▸ **Task goal**
Wherever a line holds the string "gameplay", copy that line.

▸ **Recorded data**

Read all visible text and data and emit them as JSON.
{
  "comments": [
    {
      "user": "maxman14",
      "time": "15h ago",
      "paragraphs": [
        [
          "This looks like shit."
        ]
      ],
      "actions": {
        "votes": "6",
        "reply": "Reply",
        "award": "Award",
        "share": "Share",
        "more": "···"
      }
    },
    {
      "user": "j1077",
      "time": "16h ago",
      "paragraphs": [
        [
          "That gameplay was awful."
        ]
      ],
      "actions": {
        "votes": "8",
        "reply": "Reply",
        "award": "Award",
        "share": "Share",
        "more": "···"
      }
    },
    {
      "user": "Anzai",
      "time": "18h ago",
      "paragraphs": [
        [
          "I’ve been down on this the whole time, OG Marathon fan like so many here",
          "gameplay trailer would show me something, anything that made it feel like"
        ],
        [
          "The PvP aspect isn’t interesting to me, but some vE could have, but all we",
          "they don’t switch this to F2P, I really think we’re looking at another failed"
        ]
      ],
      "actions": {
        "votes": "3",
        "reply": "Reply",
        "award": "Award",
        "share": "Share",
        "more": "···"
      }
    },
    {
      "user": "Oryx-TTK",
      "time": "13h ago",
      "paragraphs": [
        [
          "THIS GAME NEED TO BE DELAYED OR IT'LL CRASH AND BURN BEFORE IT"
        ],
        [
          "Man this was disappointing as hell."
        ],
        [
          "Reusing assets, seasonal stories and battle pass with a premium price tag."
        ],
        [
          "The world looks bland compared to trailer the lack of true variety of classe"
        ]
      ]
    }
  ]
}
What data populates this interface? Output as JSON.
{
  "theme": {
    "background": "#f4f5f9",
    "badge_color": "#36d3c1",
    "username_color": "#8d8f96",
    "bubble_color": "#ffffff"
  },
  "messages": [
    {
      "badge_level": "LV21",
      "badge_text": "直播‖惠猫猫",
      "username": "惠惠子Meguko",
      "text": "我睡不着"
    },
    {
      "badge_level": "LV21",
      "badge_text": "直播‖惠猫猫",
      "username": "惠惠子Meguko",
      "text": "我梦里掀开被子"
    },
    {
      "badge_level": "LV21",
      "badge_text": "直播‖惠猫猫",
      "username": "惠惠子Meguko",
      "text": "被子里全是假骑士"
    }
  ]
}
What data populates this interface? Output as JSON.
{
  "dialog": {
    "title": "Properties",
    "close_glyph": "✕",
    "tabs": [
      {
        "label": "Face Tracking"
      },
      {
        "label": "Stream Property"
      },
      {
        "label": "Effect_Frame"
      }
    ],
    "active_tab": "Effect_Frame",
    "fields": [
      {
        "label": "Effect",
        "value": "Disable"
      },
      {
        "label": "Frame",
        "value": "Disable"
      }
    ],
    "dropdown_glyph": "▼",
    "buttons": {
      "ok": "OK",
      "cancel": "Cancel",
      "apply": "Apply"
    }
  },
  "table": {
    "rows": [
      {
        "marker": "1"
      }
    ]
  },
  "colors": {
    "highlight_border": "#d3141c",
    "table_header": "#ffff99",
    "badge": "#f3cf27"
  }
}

▸ **Exercise answer**
          "That gameplay was awful."
          "gameplay trailer would show me something, anything that made it feel like"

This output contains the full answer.